Without the images, write out the whole listing exactly.

#### DATASET EXTRACT ####

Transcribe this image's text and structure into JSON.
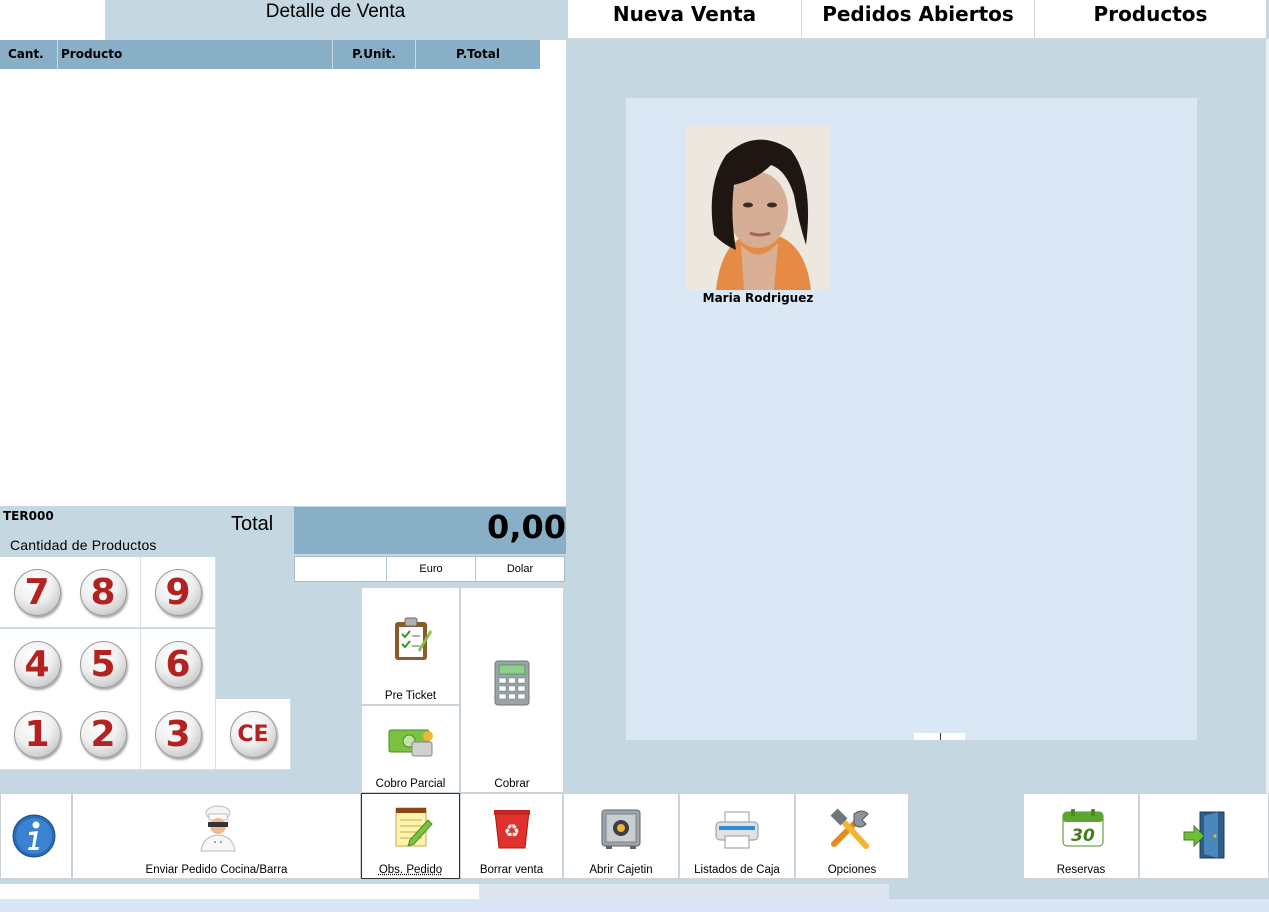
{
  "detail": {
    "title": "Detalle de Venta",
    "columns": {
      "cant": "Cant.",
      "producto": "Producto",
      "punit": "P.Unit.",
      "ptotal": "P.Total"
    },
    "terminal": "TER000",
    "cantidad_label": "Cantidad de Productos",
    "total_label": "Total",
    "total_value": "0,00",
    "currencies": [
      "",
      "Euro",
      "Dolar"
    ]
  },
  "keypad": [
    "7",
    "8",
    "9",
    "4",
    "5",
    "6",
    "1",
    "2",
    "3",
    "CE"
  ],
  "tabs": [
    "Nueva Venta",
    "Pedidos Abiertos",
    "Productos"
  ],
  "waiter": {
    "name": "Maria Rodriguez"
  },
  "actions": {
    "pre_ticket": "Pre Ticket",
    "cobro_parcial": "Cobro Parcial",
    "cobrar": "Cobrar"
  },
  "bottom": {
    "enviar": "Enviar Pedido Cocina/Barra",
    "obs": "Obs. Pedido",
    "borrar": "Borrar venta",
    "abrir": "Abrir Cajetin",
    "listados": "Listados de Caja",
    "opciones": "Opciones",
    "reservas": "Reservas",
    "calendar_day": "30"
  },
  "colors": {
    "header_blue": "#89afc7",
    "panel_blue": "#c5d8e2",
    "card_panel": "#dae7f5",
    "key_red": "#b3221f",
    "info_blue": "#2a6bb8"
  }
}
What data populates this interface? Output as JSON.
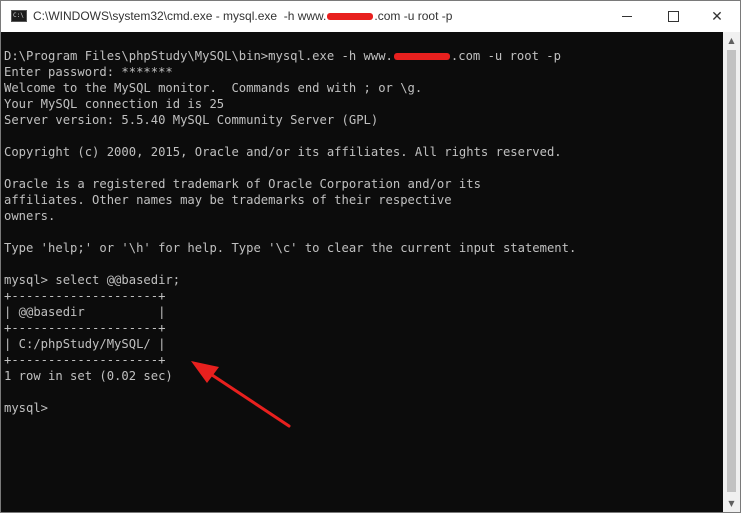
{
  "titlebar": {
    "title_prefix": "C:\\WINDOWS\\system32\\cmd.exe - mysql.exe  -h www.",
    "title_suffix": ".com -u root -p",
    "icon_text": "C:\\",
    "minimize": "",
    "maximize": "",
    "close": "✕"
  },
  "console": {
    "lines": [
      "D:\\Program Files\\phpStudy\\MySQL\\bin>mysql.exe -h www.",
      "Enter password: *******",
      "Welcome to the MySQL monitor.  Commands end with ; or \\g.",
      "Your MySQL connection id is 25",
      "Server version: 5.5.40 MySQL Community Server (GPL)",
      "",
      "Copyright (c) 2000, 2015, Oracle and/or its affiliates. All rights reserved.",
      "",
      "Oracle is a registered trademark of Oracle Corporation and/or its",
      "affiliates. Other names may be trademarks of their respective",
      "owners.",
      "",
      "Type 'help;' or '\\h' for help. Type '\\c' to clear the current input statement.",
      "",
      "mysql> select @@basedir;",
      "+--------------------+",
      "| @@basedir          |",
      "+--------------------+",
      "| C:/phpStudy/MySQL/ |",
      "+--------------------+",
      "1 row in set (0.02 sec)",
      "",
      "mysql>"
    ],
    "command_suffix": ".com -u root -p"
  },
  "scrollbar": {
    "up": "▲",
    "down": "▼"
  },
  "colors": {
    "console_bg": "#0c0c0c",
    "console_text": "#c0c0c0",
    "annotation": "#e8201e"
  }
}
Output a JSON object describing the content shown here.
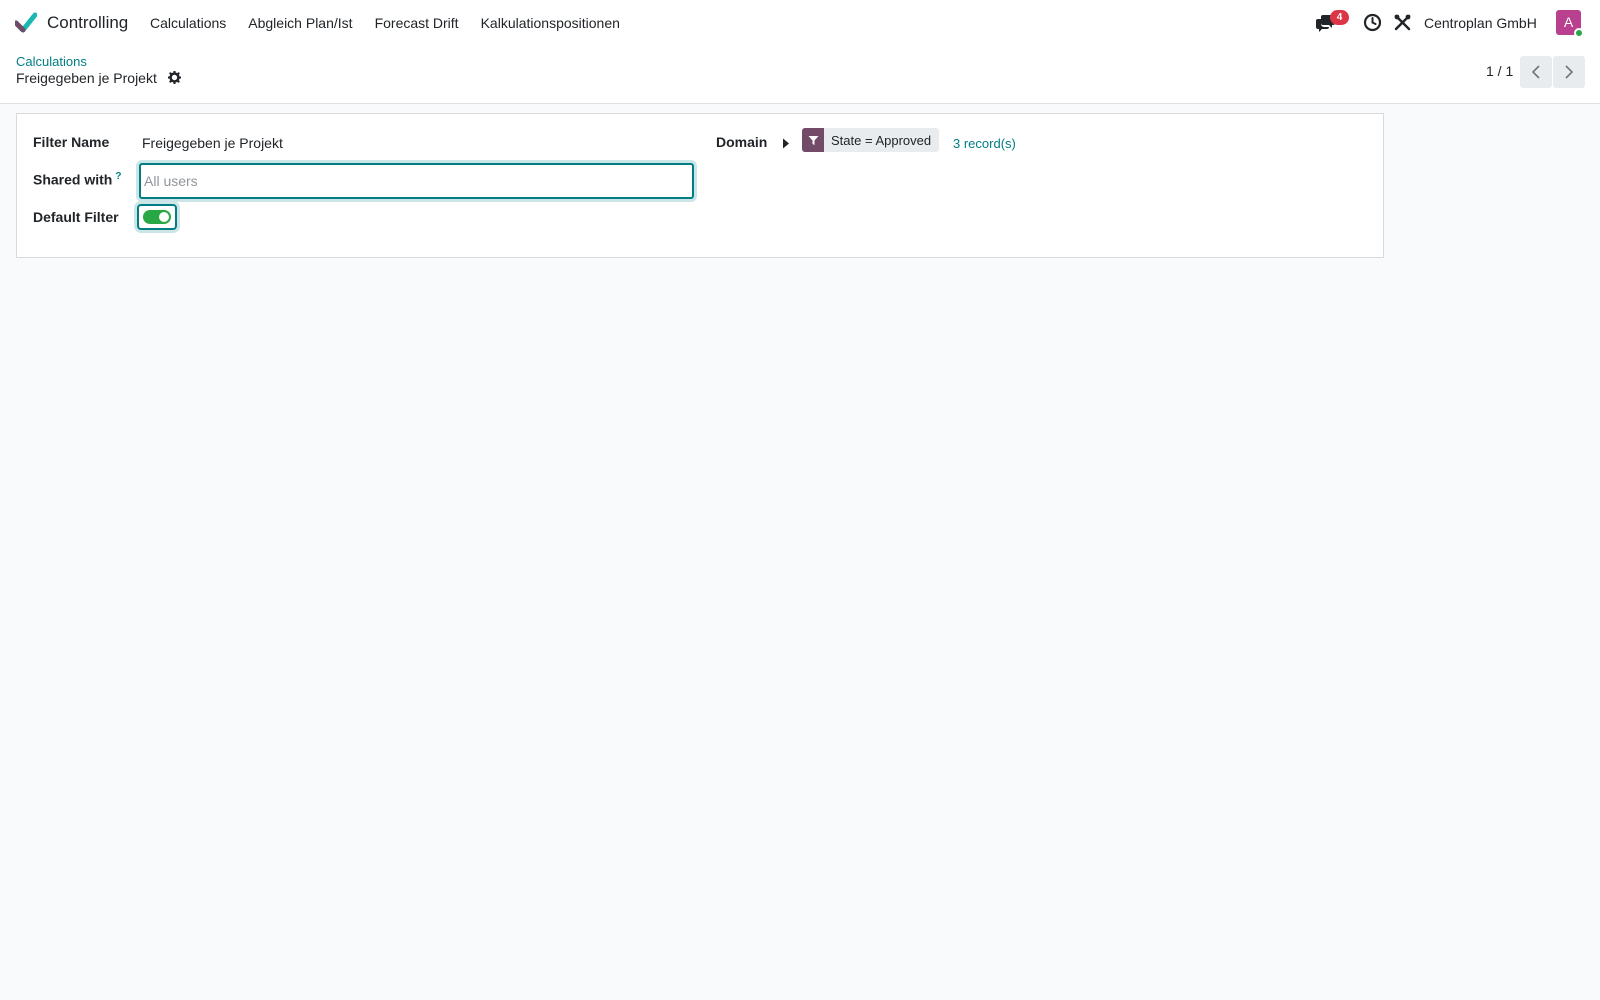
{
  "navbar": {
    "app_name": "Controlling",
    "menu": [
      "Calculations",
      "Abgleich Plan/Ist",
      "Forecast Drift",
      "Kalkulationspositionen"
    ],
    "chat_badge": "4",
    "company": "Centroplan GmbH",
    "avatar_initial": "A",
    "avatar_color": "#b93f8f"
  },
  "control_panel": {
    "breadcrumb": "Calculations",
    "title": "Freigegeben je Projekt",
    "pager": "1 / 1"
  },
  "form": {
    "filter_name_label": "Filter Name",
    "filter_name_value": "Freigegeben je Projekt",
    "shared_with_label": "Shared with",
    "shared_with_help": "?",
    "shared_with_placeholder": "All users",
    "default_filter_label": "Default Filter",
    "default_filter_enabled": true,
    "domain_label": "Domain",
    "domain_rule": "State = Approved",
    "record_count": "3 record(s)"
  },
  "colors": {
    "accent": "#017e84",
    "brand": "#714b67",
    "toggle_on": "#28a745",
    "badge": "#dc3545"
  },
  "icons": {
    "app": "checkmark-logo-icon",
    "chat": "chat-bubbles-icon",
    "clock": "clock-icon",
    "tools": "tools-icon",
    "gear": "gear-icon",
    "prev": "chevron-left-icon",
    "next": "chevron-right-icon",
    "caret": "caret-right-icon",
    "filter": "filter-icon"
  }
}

####

- **THE ANSWER**
Transcribe this image's text and structure into JSON.
{
  "detail": {
    "title": "Detalle de Venta",
    "columns": {
      "cant": "Cant.",
      "producto": "Producto",
      "punit": "P.Unit.",
      "ptotal": "P.Total"
    },
    "terminal": "TER000",
    "cantidad_label": "Cantidad de Productos",
    "total_label": "Total",
    "total_value": "0,00",
    "currencies": [
      "",
      "Euro",
      "Dolar"
    ]
  },
  "keypad": [
    "7",
    "8",
    "9",
    "4",
    "5",
    "6",
    "1",
    "2",
    "3",
    "CE"
  ],
  "tabs": [
    "Nueva Venta",
    "Pedidos Abiertos",
    "Productos"
  ],
  "waiter": {
    "name": "Maria Rodriguez"
  },
  "actions": {
    "pre_ticket": "Pre Ticket",
    "cobro_parcial": "Cobro Parcial",
    "cobrar": "Cobrar"
  },
  "bottom": {
    "enviar": "Enviar Pedido Cocina/Barra",
    "obs": "Obs. Pedido",
    "borrar": "Borrar venta",
    "abrir": "Abrir Cajetin",
    "listados": "Listados de Caja",
    "opciones": "Opciones",
    "reservas": "Reservas",
    "calendar_day": "30"
  },
  "colors": {
    "header_blue": "#89afc7",
    "panel_blue": "#c5d8e2",
    "card_panel": "#dae7f5",
    "key_red": "#b3221f",
    "info_blue": "#2a6bb8"
  }
}
What data populates this interface? Output as JSON.
{
  "titlebar": {
    "title_prefix": "C:\\WINDOWS\\system32\\cmd.exe - mysql.exe  -h www.",
    "title_suffix": ".com -u root -p",
    "icon_text": "C:\\",
    "minimize": "",
    "maximize": "",
    "close": "✕"
  },
  "console": {
    "lines": [
      "D:\\Program Files\\phpStudy\\MySQL\\bin>mysql.exe -h www.",
      "Enter password: *******",
      "Welcome to the MySQL monitor.  Commands end with ; or \\g.",
      "Your MySQL connection id is 25",
      "Server version: 5.5.40 MySQL Community Server (GPL)",
      "",
      "Copyright (c) 2000, 2015, Oracle and/or its affiliates. All rights reserved.",
      "",
      "Oracle is a registered trademark of Oracle Corporation and/or its",
      "affiliates. Other names may be trademarks of their respective",
      "owners.",
      "",
      "Type 'help;' or '\\h' for help. Type '\\c' to clear the current input statement.",
      "",
      "mysql> select @@basedir;",
      "+--------------------+",
      "| @@basedir          |",
      "+--------------------+",
      "| C:/phpStudy/MySQL/ |",
      "+--------------------+",
      "1 row in set (0.02 sec)",
      "",
      "mysql>"
    ],
    "command_suffix": ".com -u root -p"
  },
  "scrollbar": {
    "up": "▲",
    "down": "▼"
  },
  "colors": {
    "console_bg": "#0c0c0c",
    "console_text": "#c0c0c0",
    "annotation": "#e8201e"
  }
}
Output a JSON object describing the content shown here.
{
  "navbar": {
    "app_name": "Controlling",
    "menu": [
      "Calculations",
      "Abgleich Plan/Ist",
      "Forecast Drift",
      "Kalkulationspositionen"
    ],
    "chat_badge": "4",
    "company": "Centroplan GmbH",
    "avatar_initial": "A",
    "avatar_color": "#b93f8f"
  },
  "control_panel": {
    "breadcrumb": "Calculations",
    "title": "Freigegeben je Projekt",
    "pager": "1 / 1"
  },
  "form": {
    "filter_name_label": "Filter Name",
    "filter_name_value": "Freigegeben je Projekt",
    "shared_with_label": "Shared with",
    "shared_with_help": "?",
    "shared_with_placeholder": "All users",
    "default_filter_label": "Default Filter",
    "default_filter_enabled": true,
    "domain_label": "Domain",
    "domain_rule": "State = Approved",
    "record_count": "3 record(s)"
  },
  "colors": {
    "accent": "#017e84",
    "brand": "#714b67",
    "toggle_on": "#28a745",
    "badge": "#dc3545"
  },
  "icons": {
    "app": "checkmark-logo-icon",
    "chat": "chat-bubbles-icon",
    "clock": "clock-icon",
    "tools": "tools-icon",
    "gear": "gear-icon",
    "prev": "chevron-left-icon",
    "next": "chevron-right-icon",
    "caret": "caret-right-icon",
    "filter": "filter-icon"
  }
}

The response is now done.